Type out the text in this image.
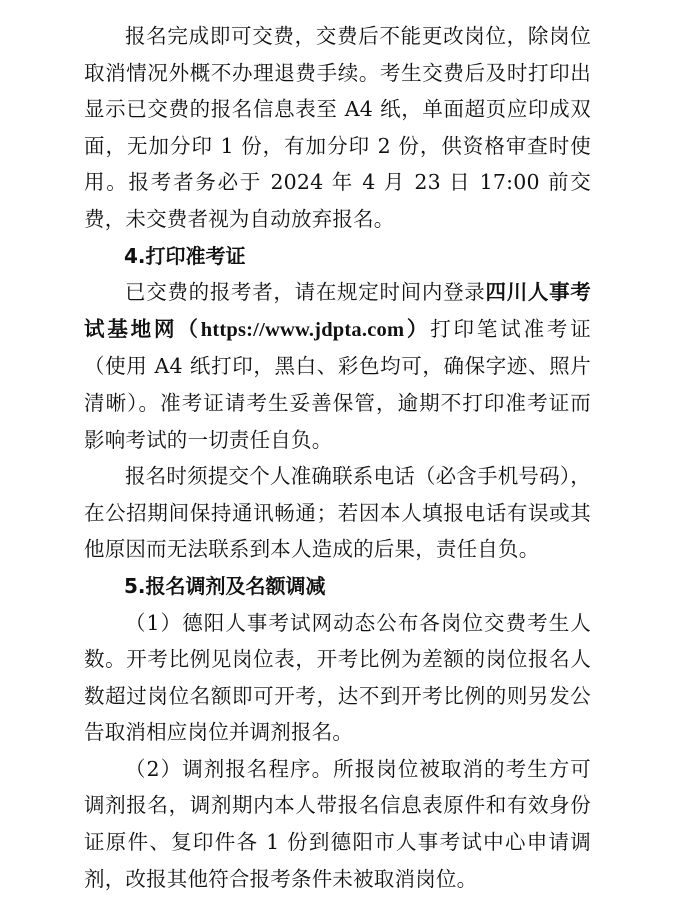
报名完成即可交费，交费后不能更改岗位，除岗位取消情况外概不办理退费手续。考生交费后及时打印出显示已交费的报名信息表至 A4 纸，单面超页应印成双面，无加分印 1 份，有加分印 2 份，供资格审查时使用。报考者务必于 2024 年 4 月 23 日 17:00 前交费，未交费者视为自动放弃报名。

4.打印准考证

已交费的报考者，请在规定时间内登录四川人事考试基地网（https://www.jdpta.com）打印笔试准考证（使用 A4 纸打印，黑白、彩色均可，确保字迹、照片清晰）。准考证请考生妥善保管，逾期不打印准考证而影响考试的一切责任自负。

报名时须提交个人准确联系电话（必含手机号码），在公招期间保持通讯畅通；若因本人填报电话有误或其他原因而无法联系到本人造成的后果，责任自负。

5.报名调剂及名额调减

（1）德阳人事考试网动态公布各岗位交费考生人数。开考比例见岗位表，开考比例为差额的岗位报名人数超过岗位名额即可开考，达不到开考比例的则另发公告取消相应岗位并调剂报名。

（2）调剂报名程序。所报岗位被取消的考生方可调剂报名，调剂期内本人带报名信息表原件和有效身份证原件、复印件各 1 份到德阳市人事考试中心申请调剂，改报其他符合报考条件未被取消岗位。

---

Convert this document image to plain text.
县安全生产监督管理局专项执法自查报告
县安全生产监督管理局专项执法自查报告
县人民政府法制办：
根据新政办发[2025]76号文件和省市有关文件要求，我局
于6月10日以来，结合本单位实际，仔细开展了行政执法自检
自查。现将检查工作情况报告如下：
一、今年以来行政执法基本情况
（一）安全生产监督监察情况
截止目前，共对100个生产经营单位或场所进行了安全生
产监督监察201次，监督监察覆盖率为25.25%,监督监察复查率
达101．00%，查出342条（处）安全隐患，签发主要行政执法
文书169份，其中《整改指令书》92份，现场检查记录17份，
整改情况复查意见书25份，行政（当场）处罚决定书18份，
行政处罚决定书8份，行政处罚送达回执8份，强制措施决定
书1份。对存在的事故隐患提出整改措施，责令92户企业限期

==

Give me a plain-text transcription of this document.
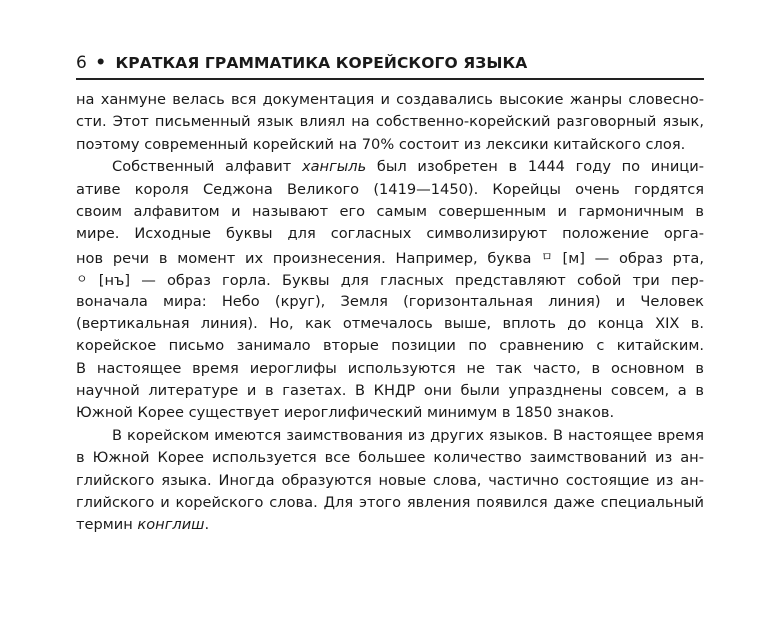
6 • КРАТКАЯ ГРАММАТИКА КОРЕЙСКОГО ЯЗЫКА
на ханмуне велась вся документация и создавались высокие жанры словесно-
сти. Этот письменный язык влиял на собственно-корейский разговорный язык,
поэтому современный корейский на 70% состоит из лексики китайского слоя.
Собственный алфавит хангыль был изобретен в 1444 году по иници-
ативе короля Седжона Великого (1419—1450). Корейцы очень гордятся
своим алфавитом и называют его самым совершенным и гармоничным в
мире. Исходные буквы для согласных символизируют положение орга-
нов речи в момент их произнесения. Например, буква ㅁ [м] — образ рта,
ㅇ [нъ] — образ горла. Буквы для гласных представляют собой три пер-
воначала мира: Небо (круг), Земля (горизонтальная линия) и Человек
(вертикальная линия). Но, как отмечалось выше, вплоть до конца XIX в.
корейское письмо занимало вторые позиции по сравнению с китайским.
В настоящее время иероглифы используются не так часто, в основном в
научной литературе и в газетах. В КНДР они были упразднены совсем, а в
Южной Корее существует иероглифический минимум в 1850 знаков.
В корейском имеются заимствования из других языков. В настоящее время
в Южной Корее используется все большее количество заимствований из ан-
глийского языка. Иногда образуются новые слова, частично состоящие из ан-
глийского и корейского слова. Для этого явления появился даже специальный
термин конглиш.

PROBLEM TO SOLVE => Search the entries for the word "корейский" and gather every line where it appears.

OUTPUT FOR THIS EXERCISE =>
сти. Этот письменный язык влиял на собственно-корейский разговорный язык,
поэтому современный корейский на 70% состоит из лексики китайского слоя.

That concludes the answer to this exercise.